• WHAT THE TASK REQUIRES
Where does the string "grid" appear? Copy every line of the entries below that holds it.

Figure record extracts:

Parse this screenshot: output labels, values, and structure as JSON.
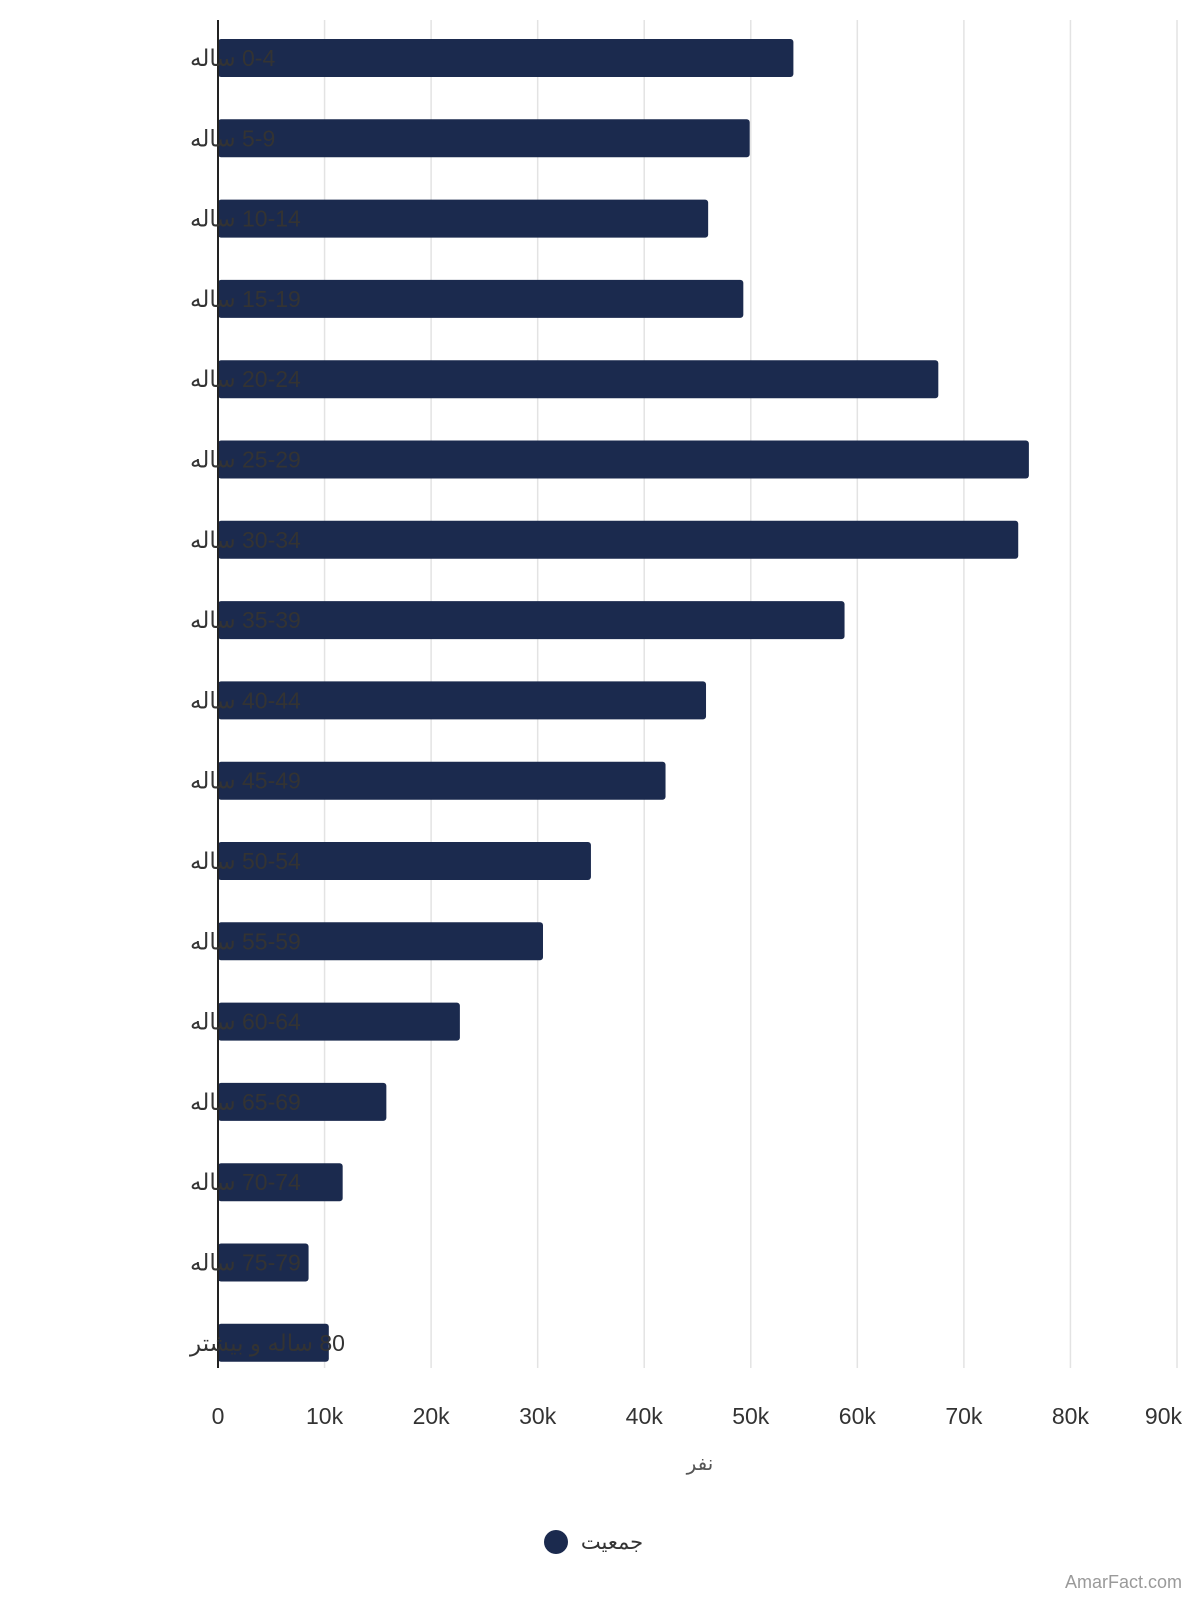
{
  "chart_data": {
    "type": "bar",
    "orientation": "horizontal",
    "categories": [
      "0-4 ساله",
      "5-9 ساله",
      "10-14 ساله",
      "15-19 ساله",
      "20-24 ساله",
      "25-29 ساله",
      "30-34 ساله",
      "35-39 ساله",
      "40-44 ساله",
      "45-49 ساله",
      "50-54 ساله",
      "55-59 ساله",
      "60-64 ساله",
      "65-69 ساله",
      "70-74 ساله",
      "75-79 ساله",
      "80 ساله و بیشتر"
    ],
    "series": [
      {
        "name": "جمعیت",
        "color": "#1b2a4e",
        "values": [
          54000,
          49900,
          46000,
          49300,
          67600,
          76100,
          75100,
          58800,
          45800,
          42000,
          35000,
          30500,
          22700,
          15800,
          11700,
          8500,
          10400
        ]
      }
    ],
    "xlabel": "نفر",
    "ylabel": "",
    "xlim": [
      0,
      90000
    ],
    "xticks": [
      0,
      10000,
      20000,
      30000,
      40000,
      50000,
      60000,
      70000,
      80000,
      90000
    ],
    "xtick_labels": [
      "0",
      "10k",
      "20k",
      "30k",
      "40k",
      "50k",
      "60k",
      "70k",
      "80k",
      "90k"
    ],
    "grid": "vertical",
    "legend": "bottom-center",
    "title": ""
  },
  "watermark": "AmarFact.com",
  "colors": {
    "bar": "#1b2a4e",
    "grid": "#e3e3e3",
    "axis": "#222222"
  }
}
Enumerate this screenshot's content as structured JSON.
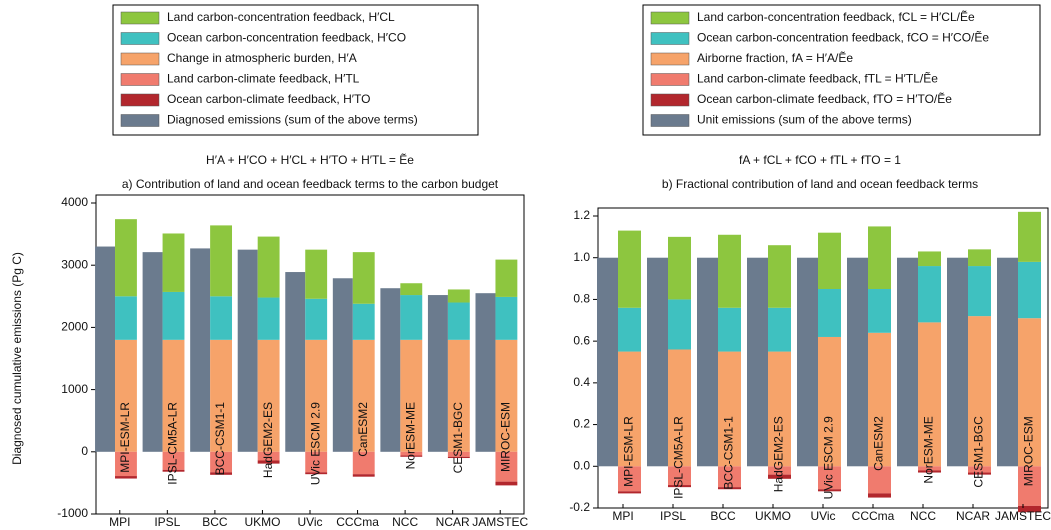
{
  "chart_data": [
    {
      "type": "bar",
      "title": "a) Contribution of land and ocean feedback terms to the carbon budget",
      "equation": "H′A + H′CO + H′CL + H′TO + H′TL = Ẽe",
      "y_label": "Diagnosed cumulative emissions (Pg C)",
      "categories": [
        "MPI",
        "IPSL",
        "BCC",
        "UKMO",
        "UVic",
        "CCCma",
        "NCC",
        "NCAR",
        "JAMSTEC"
      ],
      "bar_labels": [
        "MPI-ESM-LR",
        "IPSL-CM5A-LR",
        "BCC-CSM1-1",
        "HadGEM2-ES",
        "UVic ESCM 2.9",
        "CanESM2",
        "NorESM-ME",
        "CESM1-BGC",
        "MIROC-ESM"
      ],
      "series": [
        {
          "name": "Land carbon-concentration feedback, H′CL",
          "color": "#8dc63f",
          "values": [
            1240,
            940,
            1140,
            980,
            790,
            830,
            190,
            210,
            600
          ]
        },
        {
          "name": "Ocean carbon-concentration feedback, H′CO",
          "color": "#3fc1c0",
          "values": [
            700,
            770,
            700,
            680,
            660,
            580,
            720,
            600,
            690
          ]
        },
        {
          "name": "Change in atmospheric burden, H′A",
          "color": "#f6a36a",
          "values": [
            1800,
            1800,
            1800,
            1800,
            1800,
            1800,
            1800,
            1800,
            1800
          ]
        },
        {
          "name": "Land carbon-climate feedback, H′TL",
          "color": "#f07b6e",
          "values": [
            -390,
            -290,
            -330,
            -140,
            -330,
            -360,
            -60,
            -80,
            -480
          ]
        },
        {
          "name": "Ocean carbon-climate feedback, H′TO",
          "color": "#b2272d",
          "values": [
            -40,
            -30,
            -40,
            -50,
            -30,
            -40,
            -20,
            -20,
            -60
          ]
        },
        {
          "name": "Diagnosed emissions (sum of the above terms)",
          "color": "#6b7b8e",
          "values": [
            3300,
            3210,
            3270,
            3250,
            2890,
            2790,
            2630,
            2520,
            2550
          ]
        }
      ],
      "ylim": [
        -1000,
        4000
      ],
      "yticks": [
        -1000,
        0,
        1000,
        2000,
        3000,
        4000
      ]
    },
    {
      "type": "bar",
      "title": "b) Fractional contribution of land and ocean feedback terms",
      "equation": "fA + fCL + fCO + fTL + fTO = 1",
      "categories": [
        "MPI",
        "IPSL",
        "BCC",
        "UKMO",
        "UVic",
        "CCCma",
        "NCC",
        "NCAR",
        "JAMSTEC"
      ],
      "bar_labels": [
        "MPI-ESM-LR",
        "IPSL-CM5A-LR",
        "BCC-CSM1-1",
        "HadGEM2-ES",
        "UVic ESCM 2.9",
        "CanESM2",
        "NorESM-ME",
        "CESM1-BGC",
        "MIROC-ESM"
      ],
      "series": [
        {
          "name": "Land carbon-concentration feedback, fCL = H′CL/Ẽe",
          "color": "#8dc63f",
          "values": [
            0.37,
            0.3,
            0.35,
            0.3,
            0.27,
            0.3,
            0.07,
            0.08,
            0.24
          ]
        },
        {
          "name": "Ocean carbon-concentration feedback, fCO = H′CO/Ẽe",
          "color": "#3fc1c0",
          "values": [
            0.21,
            0.24,
            0.21,
            0.21,
            0.23,
            0.21,
            0.27,
            0.24,
            0.27
          ]
        },
        {
          "name": "Airborne fraction, fA = H′A/Ẽe",
          "color": "#f6a36a",
          "values": [
            0.55,
            0.56,
            0.55,
            0.55,
            0.62,
            0.64,
            0.69,
            0.72,
            0.71
          ]
        },
        {
          "name": "Land carbon-climate feedback, fTL = H′TL/Ẽe",
          "color": "#f07b6e",
          "values": [
            -0.12,
            -0.09,
            -0.1,
            -0.04,
            -0.11,
            -0.13,
            -0.02,
            -0.03,
            -0.19
          ]
        },
        {
          "name": "Ocean carbon-climate feedback, fTO = H′TO/Ẽe",
          "color": "#b2272d",
          "values": [
            -0.01,
            -0.01,
            -0.01,
            -0.02,
            -0.01,
            -0.02,
            -0.01,
            -0.01,
            -0.03
          ]
        },
        {
          "name": "Unit emissions (sum of the above terms)",
          "color": "#6b7b8e",
          "values": [
            1.0,
            1.0,
            1.0,
            1.0,
            1.0,
            1.0,
            1.0,
            1.0,
            1.0
          ]
        }
      ],
      "ylim": [
        -0.2,
        1.2
      ],
      "yticks": [
        {
          "value": -0.2,
          "label": "-0.2"
        },
        {
          "value": 0,
          "label": "0.0"
        },
        {
          "value": 0.2,
          "label": "0.2"
        },
        {
          "value": 0.4,
          "label": "0.4"
        },
        {
          "value": 0.6,
          "label": "0.6"
        },
        {
          "value": 0.8,
          "label": "0.8"
        },
        {
          "value": 1,
          "label": "1.0"
        },
        {
          "value": 1.2,
          "label": "1.2"
        }
      ]
    }
  ]
}
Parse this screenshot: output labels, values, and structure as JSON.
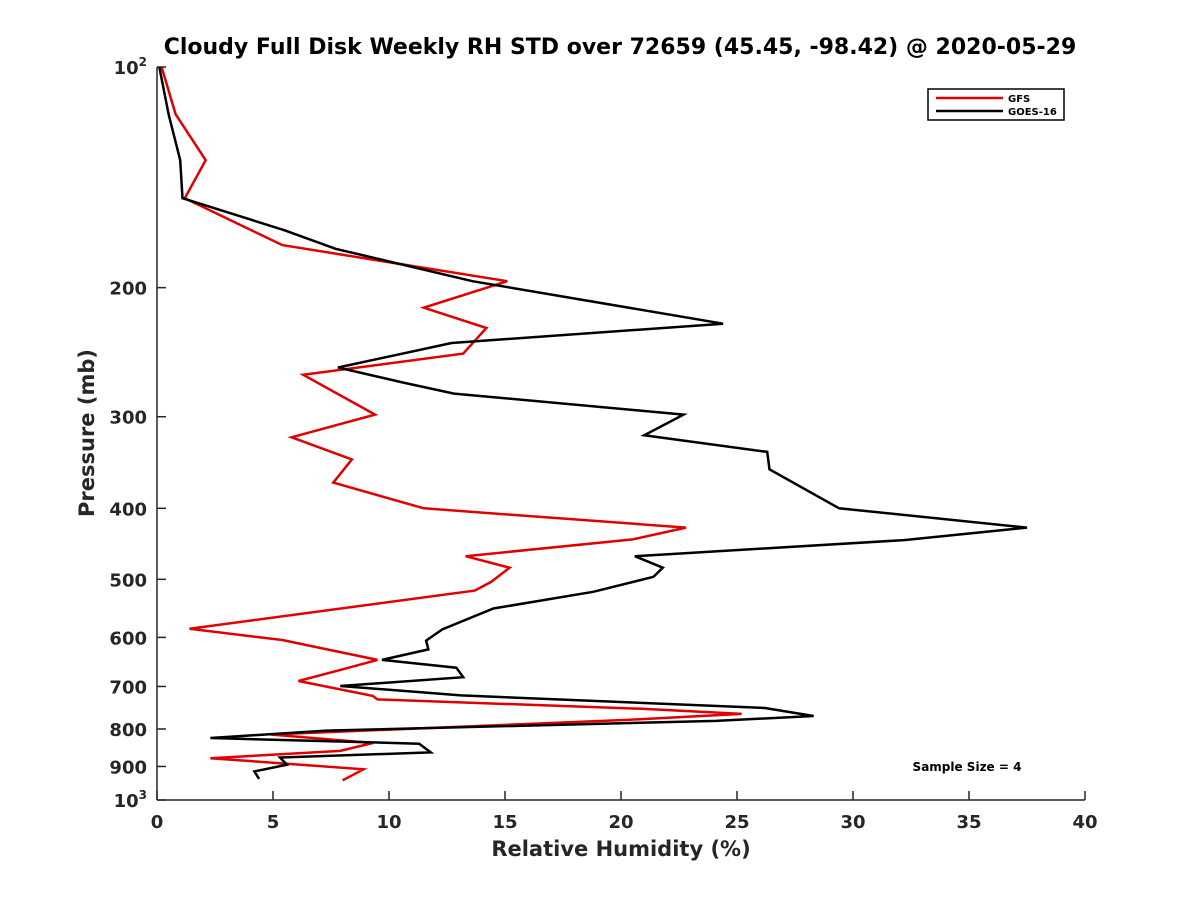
{
  "chart_data": {
    "type": "line",
    "title": "Cloudy Full Disk Weekly RH STD over 72659 (45.45, -98.42) @ 2020-05-29",
    "xlabel": "Relative Humidity (%)",
    "ylabel": "Pressure (mb)",
    "xlim": [
      0,
      40
    ],
    "ylim": [
      100,
      1000
    ],
    "y_scale": "log",
    "y_reversed": true,
    "grid": false,
    "legend_position": "top-right",
    "x_ticks": [
      "0",
      "5",
      "10",
      "15",
      "20",
      "25",
      "30",
      "35",
      "40"
    ],
    "y_ticks": [
      {
        "value": 100,
        "base": "10",
        "exp": "2"
      },
      {
        "value": 200,
        "label": "200"
      },
      {
        "value": 300,
        "label": "300"
      },
      {
        "value": 400,
        "label": "400"
      },
      {
        "value": 500,
        "label": "500"
      },
      {
        "value": 600,
        "label": "600"
      },
      {
        "value": 700,
        "label": "700"
      },
      {
        "value": 800,
        "label": "800"
      },
      {
        "value": 900,
        "label": "900"
      },
      {
        "value": 1000,
        "base": "10",
        "exp": "3"
      }
    ],
    "series": [
      {
        "name": "GFS",
        "color": "#e00000",
        "points": [
          [
            0.2,
            100
          ],
          [
            0.8,
            116
          ],
          [
            2.1,
            134
          ],
          [
            1.2,
            151
          ],
          [
            5.4,
            175
          ],
          [
            15.1,
            196
          ],
          [
            11.5,
            213
          ],
          [
            14.2,
            227
          ],
          [
            13.2,
            246
          ],
          [
            6.3,
            263
          ],
          [
            9.4,
            298
          ],
          [
            5.8,
            320
          ],
          [
            8.4,
            343
          ],
          [
            7.6,
            369
          ],
          [
            11.5,
            400
          ],
          [
            22.8,
            425
          ],
          [
            20.5,
            441
          ],
          [
            13.3,
            465
          ],
          [
            15.2,
            482
          ],
          [
            14.4,
            504
          ],
          [
            13.7,
            518
          ],
          [
            1.4,
            584
          ],
          [
            5.4,
            605
          ],
          [
            9.5,
            644
          ],
          [
            7.8,
            666
          ],
          [
            6.1,
            688
          ],
          [
            9.3,
            721
          ],
          [
            9.5,
            729
          ],
          [
            20.9,
            751
          ],
          [
            25.2,
            763
          ],
          [
            20.4,
            777
          ],
          [
            4.9,
            814
          ],
          [
            9.3,
            836
          ],
          [
            7.9,
            857
          ],
          [
            2.3,
            877
          ],
          [
            8.9,
            908
          ],
          [
            8.0,
            940
          ]
        ]
      },
      {
        "name": "GOES-16",
        "color": "#000000",
        "points": [
          [
            0.1,
            100
          ],
          [
            0.5,
            116
          ],
          [
            1.0,
            134
          ],
          [
            1.1,
            151
          ],
          [
            5.5,
            167
          ],
          [
            7.7,
            177
          ],
          [
            13.6,
            196
          ],
          [
            24.4,
            224
          ],
          [
            12.7,
            238
          ],
          [
            7.8,
            257
          ],
          [
            10.5,
            269
          ],
          [
            12.8,
            279
          ],
          [
            22.7,
            298
          ],
          [
            21.0,
            318
          ],
          [
            26.3,
            335
          ],
          [
            26.4,
            354
          ],
          [
            29.4,
            400
          ],
          [
            37.5,
            425
          ],
          [
            32.2,
            442
          ],
          [
            20.6,
            465
          ],
          [
            21.8,
            482
          ],
          [
            21.4,
            496
          ],
          [
            18.8,
            520
          ],
          [
            14.5,
            548
          ],
          [
            12.3,
            585
          ],
          [
            11.6,
            606
          ],
          [
            11.7,
            623
          ],
          [
            9.7,
            644
          ],
          [
            12.9,
            660
          ],
          [
            13.2,
            680
          ],
          [
            7.9,
            699
          ],
          [
            13.1,
            720
          ],
          [
            26.2,
            749
          ],
          [
            28.3,
            768
          ],
          [
            24.1,
            780
          ],
          [
            7.3,
            804
          ],
          [
            2.3,
            823
          ],
          [
            11.3,
            838
          ],
          [
            11.8,
            861
          ],
          [
            5.3,
            875
          ],
          [
            5.6,
            895
          ],
          [
            4.2,
            914
          ],
          [
            4.4,
            936
          ]
        ]
      }
    ],
    "annotation": "Sample Size = 4"
  }
}
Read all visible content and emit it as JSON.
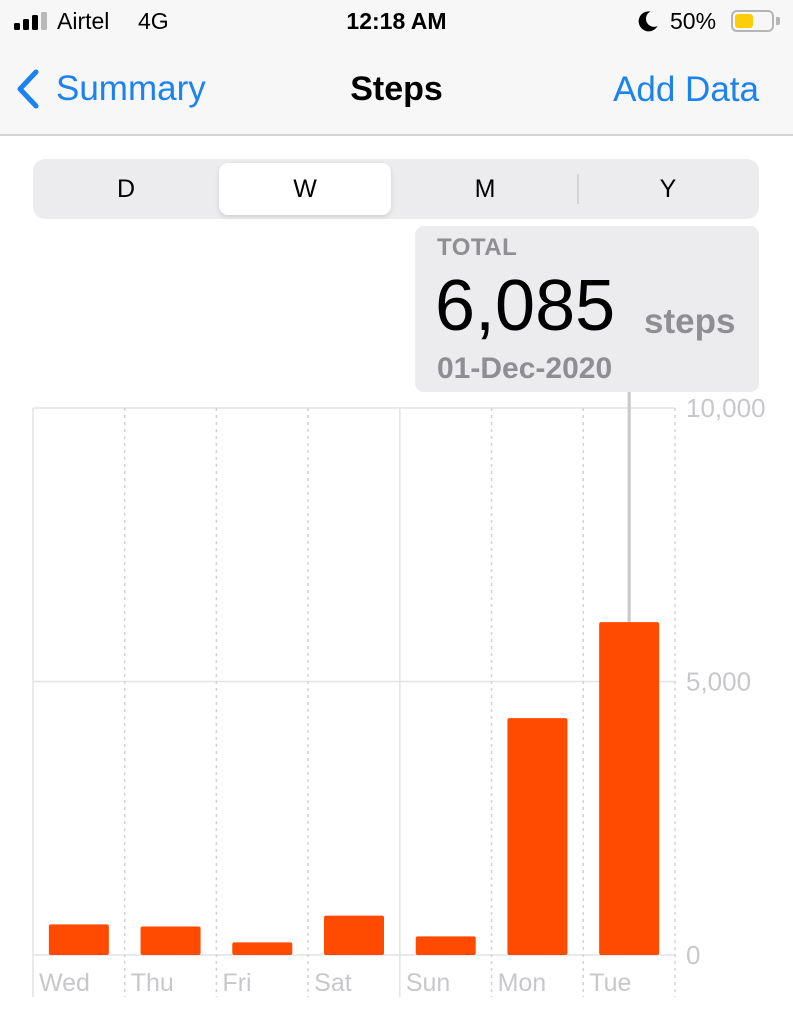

• TASK OUTPUT
    "grid": "vertical",
    "grid": "#e3e3e3",
    "grid": false,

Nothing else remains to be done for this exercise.